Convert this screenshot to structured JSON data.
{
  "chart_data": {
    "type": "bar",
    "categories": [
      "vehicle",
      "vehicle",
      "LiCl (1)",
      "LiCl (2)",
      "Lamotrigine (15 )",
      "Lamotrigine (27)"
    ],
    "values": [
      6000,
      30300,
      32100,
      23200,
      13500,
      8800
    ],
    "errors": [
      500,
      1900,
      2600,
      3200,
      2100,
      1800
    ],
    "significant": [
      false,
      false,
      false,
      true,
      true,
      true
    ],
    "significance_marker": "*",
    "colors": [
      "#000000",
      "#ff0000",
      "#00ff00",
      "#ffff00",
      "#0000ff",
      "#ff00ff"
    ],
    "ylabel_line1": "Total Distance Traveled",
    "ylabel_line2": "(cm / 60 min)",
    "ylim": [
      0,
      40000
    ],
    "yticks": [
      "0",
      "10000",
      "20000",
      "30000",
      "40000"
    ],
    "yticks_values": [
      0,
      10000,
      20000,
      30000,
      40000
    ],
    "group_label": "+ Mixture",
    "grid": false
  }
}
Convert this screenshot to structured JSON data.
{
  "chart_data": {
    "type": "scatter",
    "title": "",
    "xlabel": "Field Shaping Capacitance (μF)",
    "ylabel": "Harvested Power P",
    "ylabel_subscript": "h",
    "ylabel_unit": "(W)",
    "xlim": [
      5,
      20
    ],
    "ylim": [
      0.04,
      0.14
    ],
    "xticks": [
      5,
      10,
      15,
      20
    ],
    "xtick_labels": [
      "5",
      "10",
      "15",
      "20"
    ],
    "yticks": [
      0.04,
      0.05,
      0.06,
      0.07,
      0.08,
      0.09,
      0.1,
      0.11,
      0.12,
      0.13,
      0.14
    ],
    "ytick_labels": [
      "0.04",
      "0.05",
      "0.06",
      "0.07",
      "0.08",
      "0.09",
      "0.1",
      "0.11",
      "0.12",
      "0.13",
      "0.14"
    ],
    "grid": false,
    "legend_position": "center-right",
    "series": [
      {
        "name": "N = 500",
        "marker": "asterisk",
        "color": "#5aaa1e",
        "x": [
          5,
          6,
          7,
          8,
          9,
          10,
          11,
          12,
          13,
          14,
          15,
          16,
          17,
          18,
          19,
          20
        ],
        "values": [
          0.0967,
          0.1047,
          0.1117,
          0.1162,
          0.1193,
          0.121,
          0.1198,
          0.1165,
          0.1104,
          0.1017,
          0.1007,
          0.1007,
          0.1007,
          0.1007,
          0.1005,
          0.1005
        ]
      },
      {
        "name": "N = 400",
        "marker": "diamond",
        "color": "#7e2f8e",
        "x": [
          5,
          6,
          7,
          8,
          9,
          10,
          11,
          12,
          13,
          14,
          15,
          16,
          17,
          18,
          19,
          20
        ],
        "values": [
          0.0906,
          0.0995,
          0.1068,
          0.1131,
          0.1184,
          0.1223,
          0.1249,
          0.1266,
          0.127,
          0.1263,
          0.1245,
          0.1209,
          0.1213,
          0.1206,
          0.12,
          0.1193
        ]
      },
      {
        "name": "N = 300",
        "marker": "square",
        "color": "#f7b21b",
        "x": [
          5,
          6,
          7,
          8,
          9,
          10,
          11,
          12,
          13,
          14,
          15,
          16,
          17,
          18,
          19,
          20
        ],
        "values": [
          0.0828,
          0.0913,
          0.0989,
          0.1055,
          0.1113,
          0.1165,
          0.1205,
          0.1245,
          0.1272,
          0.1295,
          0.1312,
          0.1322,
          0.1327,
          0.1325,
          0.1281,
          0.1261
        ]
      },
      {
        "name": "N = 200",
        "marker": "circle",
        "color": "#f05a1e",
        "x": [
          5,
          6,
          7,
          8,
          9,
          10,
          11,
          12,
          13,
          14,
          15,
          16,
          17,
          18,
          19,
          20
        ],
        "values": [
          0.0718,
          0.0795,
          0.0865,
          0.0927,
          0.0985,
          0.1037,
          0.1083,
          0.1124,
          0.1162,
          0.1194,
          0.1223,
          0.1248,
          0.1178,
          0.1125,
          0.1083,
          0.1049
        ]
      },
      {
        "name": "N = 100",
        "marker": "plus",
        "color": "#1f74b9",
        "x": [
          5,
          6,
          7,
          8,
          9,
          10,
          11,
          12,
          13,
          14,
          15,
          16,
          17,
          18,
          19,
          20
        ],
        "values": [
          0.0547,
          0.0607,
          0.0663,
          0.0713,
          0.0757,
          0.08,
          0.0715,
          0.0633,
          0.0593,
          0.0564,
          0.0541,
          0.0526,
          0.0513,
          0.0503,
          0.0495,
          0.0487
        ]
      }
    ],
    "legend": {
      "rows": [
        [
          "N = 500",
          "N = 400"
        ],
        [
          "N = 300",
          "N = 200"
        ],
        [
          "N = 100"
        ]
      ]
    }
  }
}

• Goal of the exercise
All entries must be repeated verbatim.

• The reply
Convert this screenshot to structured JSON data.
{
  "chart_data": {
    "type": "bar",
    "categories": [
      "vehicle",
      "vehicle",
      "LiCl (1)",
      "LiCl (2)",
      "Lamotrigine (15 )",
      "Lamotrigine (27)"
    ],
    "values": [
      6000,
      30300,
      32100,
      23200,
      13500,
      8800
    ],
    "errors": [
      500,
      1900,
      2600,
      3200,
      2100,
      1800
    ],
    "significant": [
      false,
      false,
      false,
      true,
      true,
      true
    ],
    "significance_marker": "*",
    "colors": [
      "#000000",
      "#ff0000",
      "#00ff00",
      "#ffff00",
      "#0000ff",
      "#ff00ff"
    ],
    "ylabel_line1": "Total Distance Traveled",
    "ylabel_line2": "(cm / 60 min)",
    "ylim": [
      0,
      40000
    ],
    "yticks": [
      "0",
      "10000",
      "20000",
      "30000",
      "40000"
    ],
    "yticks_values": [
      0,
      10000,
      20000,
      30000,
      40000
    ],
    "group_label": "+ Mixture",
    "grid": false
  }
}
Convert this screenshot to structured JSON data.
{
  "chart_data": {
    "type": "scatter",
    "title": "",
    "xlabel": "Field Shaping Capacitance (μF)",
    "ylabel": "Harvested Power P",
    "ylabel_subscript": "h",
    "ylabel_unit": "(W)",
    "xlim": [
      5,
      20
    ],
    "ylim": [
      0.04,
      0.14
    ],
    "xticks": [
      5,
      10,
      15,
      20
    ],
    "xtick_labels": [
      "5",
      "10",
      "15",
      "20"
    ],
    "yticks": [
      0.04,
      0.05,
      0.06,
      0.07,
      0.08,
      0.09,
      0.1,
      0.11,
      0.12,
      0.13,
      0.14
    ],
    "ytick_labels": [
      "0.04",
      "0.05",
      "0.06",
      "0.07",
      "0.08",
      "0.09",
      "0.1",
      "0.11",
      "0.12",
      "0.13",
      "0.14"
    ],
    "grid": false,
    "legend_position": "center-right",
    "series": [
      {
        "name": "N = 500",
        "marker": "asterisk",
        "color": "#5aaa1e",
        "x": [
          5,
          6,
          7,
          8,
          9,
          10,
          11,
          12,
          13,
          14,
          15,
          16,
          17,
          18,
          19,
          20
        ],
        "values": [
          0.0967,
          0.1047,
          0.1117,
          0.1162,
          0.1193,
          0.121,
          0.1198,
          0.1165,
          0.1104,
          0.1017,
          0.1007,
          0.1007,
          0.1007,
          0.1007,
          0.1005,
          0.1005
        ]
      },
      {
        "name": "N = 400",
        "marker": "diamond",
        "color": "#7e2f8e",
        "x": [
          5,
          6,
          7,
          8,
          9,
          10,
          11,
          12,
          13,
          14,
          15,
          16,
          17,
          18,
          19,
          20
        ],
        "values": [
          0.0906,
          0.0995,
          0.1068,
          0.1131,
          0.1184,
          0.1223,
          0.1249,
          0.1266,
          0.127,
          0.1263,
          0.1245,
          0.1209,
          0.1213,
          0.1206,
          0.12,
          0.1193
        ]
      },
      {
        "name": "N = 300",
        "marker": "square",
        "color": "#f7b21b",
        "x": [
          5,
          6,
          7,
          8,
          9,
          10,
          11,
          12,
          13,
          14,
          15,
          16,
          17,
          18,
          19,
          20
        ],
        "values": [
          0.0828,
          0.0913,
          0.0989,
          0.1055,
          0.1113,
          0.1165,
          0.1205,
          0.1245,
          0.1272,
          0.1295,
          0.1312,
          0.1322,
          0.1327,
          0.1325,
          0.1281,
          0.1261
        ]
      },
      {
        "name": "N = 200",
        "marker": "circle",
        "color": "#f05a1e",
        "x": [
          5,
          6,
          7,
          8,
          9,
          10,
          11,
          12,
          13,
          14,
          15,
          16,
          17,
          18,
          19,
          20
        ],
        "values": [
          0.0718,
          0.0795,
          0.0865,
          0.0927,
          0.0985,
          0.1037,
          0.1083,
          0.1124,
          0.1162,
          0.1194,
          0.1223,
          0.1248,
          0.1178,
          0.1125,
          0.1083,
          0.1049
        ]
      },
      {
        "name": "N = 100",
        "marker": "plus",
        "color": "#1f74b9",
        "x": [
          5,
          6,
          7,
          8,
          9,
          10,
          11,
          12,
          13,
          14,
          15,
          16,
          17,
          18,
          19,
          20
        ],
        "values": [
          0.0547,
          0.0607,
          0.0663,
          0.0713,
          0.0757,
          0.08,
          0.0715,
          0.0633,
          0.0593,
          0.0564,
          0.0541,
          0.0526,
          0.0513,
          0.0503,
          0.0495,
          0.0487
        ]
      }
    ],
    "legend": {
      "rows": [
        [
          "N = 500",
          "N = 400"
        ],
        [
          "N = 300",
          "N = 200"
        ],
        [
          "N = 100"
        ]
      ]
    }
  }
}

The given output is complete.